### [Directive]
The entries below are to be repeated exactly as they stand.
_____
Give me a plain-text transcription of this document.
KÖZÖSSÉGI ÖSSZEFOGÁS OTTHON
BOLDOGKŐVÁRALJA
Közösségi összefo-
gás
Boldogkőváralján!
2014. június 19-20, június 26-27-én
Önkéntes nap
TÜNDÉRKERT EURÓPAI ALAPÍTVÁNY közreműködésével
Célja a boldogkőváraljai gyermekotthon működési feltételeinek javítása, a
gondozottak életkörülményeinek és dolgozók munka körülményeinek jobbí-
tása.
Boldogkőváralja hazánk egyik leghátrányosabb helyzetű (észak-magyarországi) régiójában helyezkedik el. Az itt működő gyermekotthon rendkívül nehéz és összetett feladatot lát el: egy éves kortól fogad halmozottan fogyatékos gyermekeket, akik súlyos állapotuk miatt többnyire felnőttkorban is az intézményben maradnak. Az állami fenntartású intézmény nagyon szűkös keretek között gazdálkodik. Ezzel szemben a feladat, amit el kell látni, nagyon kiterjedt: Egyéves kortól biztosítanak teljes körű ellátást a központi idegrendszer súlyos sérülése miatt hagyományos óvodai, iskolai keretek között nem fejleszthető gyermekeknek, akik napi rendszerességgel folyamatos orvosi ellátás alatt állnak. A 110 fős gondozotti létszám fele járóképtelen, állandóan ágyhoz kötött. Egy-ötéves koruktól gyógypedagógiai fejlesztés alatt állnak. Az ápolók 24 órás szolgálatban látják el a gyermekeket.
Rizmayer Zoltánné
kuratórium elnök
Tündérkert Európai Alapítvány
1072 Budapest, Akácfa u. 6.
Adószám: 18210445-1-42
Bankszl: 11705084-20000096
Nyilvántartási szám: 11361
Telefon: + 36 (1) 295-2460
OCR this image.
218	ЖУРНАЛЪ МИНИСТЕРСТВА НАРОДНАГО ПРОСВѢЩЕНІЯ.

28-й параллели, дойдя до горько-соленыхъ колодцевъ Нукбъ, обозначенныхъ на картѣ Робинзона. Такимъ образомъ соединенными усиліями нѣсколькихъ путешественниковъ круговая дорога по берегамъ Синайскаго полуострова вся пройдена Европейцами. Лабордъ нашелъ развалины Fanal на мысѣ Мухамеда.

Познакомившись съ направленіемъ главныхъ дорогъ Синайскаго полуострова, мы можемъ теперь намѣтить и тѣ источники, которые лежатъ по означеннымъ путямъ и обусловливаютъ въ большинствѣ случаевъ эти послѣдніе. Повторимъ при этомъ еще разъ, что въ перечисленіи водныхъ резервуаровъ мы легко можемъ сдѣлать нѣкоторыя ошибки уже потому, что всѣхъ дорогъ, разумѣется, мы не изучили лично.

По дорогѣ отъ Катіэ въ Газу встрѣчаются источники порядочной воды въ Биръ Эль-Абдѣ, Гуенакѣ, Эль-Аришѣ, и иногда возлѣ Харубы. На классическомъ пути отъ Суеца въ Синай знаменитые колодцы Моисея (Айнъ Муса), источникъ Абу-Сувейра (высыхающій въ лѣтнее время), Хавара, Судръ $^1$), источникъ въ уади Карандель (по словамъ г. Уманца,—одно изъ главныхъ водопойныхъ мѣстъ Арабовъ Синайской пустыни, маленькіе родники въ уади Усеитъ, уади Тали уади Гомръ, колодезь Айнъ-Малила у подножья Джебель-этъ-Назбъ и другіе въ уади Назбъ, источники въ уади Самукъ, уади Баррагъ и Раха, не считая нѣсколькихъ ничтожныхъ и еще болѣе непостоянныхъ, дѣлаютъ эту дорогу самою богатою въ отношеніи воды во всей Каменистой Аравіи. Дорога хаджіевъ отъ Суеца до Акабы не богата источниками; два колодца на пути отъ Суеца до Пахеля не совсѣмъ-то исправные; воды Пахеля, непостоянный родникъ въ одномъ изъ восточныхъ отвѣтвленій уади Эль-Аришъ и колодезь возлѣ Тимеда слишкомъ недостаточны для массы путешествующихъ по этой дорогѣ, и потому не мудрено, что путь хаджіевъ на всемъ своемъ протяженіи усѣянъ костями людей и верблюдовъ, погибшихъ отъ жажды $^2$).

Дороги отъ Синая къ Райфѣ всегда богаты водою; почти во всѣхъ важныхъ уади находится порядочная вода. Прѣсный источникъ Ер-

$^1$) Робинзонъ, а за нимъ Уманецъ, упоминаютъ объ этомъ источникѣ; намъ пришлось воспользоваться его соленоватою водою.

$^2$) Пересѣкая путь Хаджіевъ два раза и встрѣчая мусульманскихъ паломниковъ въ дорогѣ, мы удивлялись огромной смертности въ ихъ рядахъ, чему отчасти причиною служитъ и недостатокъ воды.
_____
### [Written solution]
Give me a plain-text transcription of this document.
KÖZÖSSÉGI ÖSSZEFOGÁS OTTHON
BOLDOGKŐVÁRALJA
Közösségi összefo-
gás
Boldogkőváralján!
2014. június 19-20, június 26-27-én
Önkéntes nap
TÜNDÉRKERT EURÓPAI ALAPÍTVÁNY közreműködésével
Célja a boldogkőváraljai gyermekotthon működési feltételeinek javítása, a
gondozottak életkörülményeinek és dolgozók munka körülményeinek jobbí-
tása.
Boldogkőváralja hazánk egyik leghátrányosabb helyzetű (észak-magyarországi) régiójában helyezkedik el. Az itt működő gyermekotthon rendkívül nehéz és összetett feladatot lát el: egy éves kortól fogad halmozottan fogyatékos gyermekeket, akik súlyos állapotuk miatt többnyire felnőttkorban is az intézményben maradnak. Az állami fenntartású intézmény nagyon szűkös keretek között gazdálkodik. Ezzel szemben a feladat, amit el kell látni, nagyon kiterjedt: Egyéves kortól biztosítanak teljes körű ellátást a központi idegrendszer súlyos sérülése miatt hagyományos óvodai, iskolai keretek között nem fejleszthető gyermekeknek, akik napi rendszerességgel folyamatos orvosi ellátás alatt állnak. A 110 fős gondozotti létszám fele járóképtelen, állandóan ágyhoz kötött. Egy-ötéves koruktól gyógypedagógiai fejlesztés alatt állnak. Az ápolók 24 órás szolgálatban látják el a gyermekeket.
Rizmayer Zoltánné
kuratórium elnök
Tündérkert Európai Alapítvány
1072 Budapest, Akácfa u. 6.
Adószám: 18210445-1-42
Bankszl: 11705084-20000096
Nyilvántartási szám: 11361
Telefon: + 36 (1) 295-2460
OCR this image.
218	ЖУРНАЛЪ МИНИСТЕРСТВА НАРОДНАГО ПРОСВѢЩЕНІЯ.

28-й параллели, дойдя до горько-соленыхъ колодцевъ Нукбъ, обозначенныхъ на картѣ Робинзона. Такимъ образомъ соединенными усиліями нѣсколькихъ путешественниковъ круговая дорога по берегамъ Синайскаго полуострова вся пройдена Европейцами. Лабордъ нашелъ развалины Fanal на мысѣ Мухамеда.

Познакомившись съ направленіемъ главныхъ дорогъ Синайскаго полуострова, мы можемъ теперь намѣтить и тѣ источники, которые лежатъ по означеннымъ путямъ и обусловливаютъ въ большинствѣ случаевъ эти послѣдніе. Повторимъ при этомъ еще разъ, что въ перечисленіи водныхъ резервуаровъ мы легко можемъ сдѣлать нѣкоторыя ошибки уже потому, что всѣхъ дорогъ, разумѣется, мы не изучили лично.

По дорогѣ отъ Катіэ въ Газу встрѣчаются источники порядочной воды въ Биръ Эль-Абдѣ, Гуенакѣ, Эль-Аришѣ, и иногда возлѣ Харубы. На классическомъ пути отъ Суеца въ Синай знаменитые колодцы Моисея (Айнъ Муса), источникъ Абу-Сувейра (высыхающій въ лѣтнее время), Хавара, Судръ $^1$), источникъ въ уади Карандель (по словамъ г. Уманца,—одно изъ главныхъ водопойныхъ мѣстъ Арабовъ Синайской пустыни, маленькіе родники въ уади Усеитъ, уади Тали уади Гомръ, колодезь Айнъ-Малила у подножья Джебель-этъ-Назбъ и другіе въ уади Назбъ, источники въ уади Самукъ, уади Баррагъ и Раха, не считая нѣсколькихъ ничтожныхъ и еще болѣе непостоянныхъ, дѣлаютъ эту дорогу самою богатою въ отношеніи воды во всей Каменистой Аравіи. Дорога хаджіевъ отъ Суеца до Акабы не богата источниками; два колодца на пути отъ Суеца до Пахеля не совсѣмъ-то исправные; воды Пахеля, непостоянный родникъ въ одномъ изъ восточныхъ отвѣтвленій уади Эль-Аришъ и колодезь возлѣ Тимеда слишкомъ недостаточны для массы путешествующихъ по этой дорогѣ, и потому не мудрено, что путь хаджіевъ на всемъ своемъ протяженіи усѣянъ костями людей и верблюдовъ, погибшихъ отъ жажды $^2$).

Дороги отъ Синая къ Райфѣ всегда богаты водою; почти во всѣхъ важныхъ уади находится порядочная вода. Прѣсный источникъ Ер-

$^1$) Робинзонъ, а за нимъ Уманецъ, упоминаютъ объ этомъ источникѣ; намъ пришлось воспользоваться его соленоватою водою.

$^2$) Пересѣкая путь Хаджіевъ два раза и встрѣчая мусульманскихъ паломниковъ въ дорогѣ, мы удивлялись огромной смертности въ ихъ рядахъ, чему отчасти причиною служитъ и недостатокъ воды.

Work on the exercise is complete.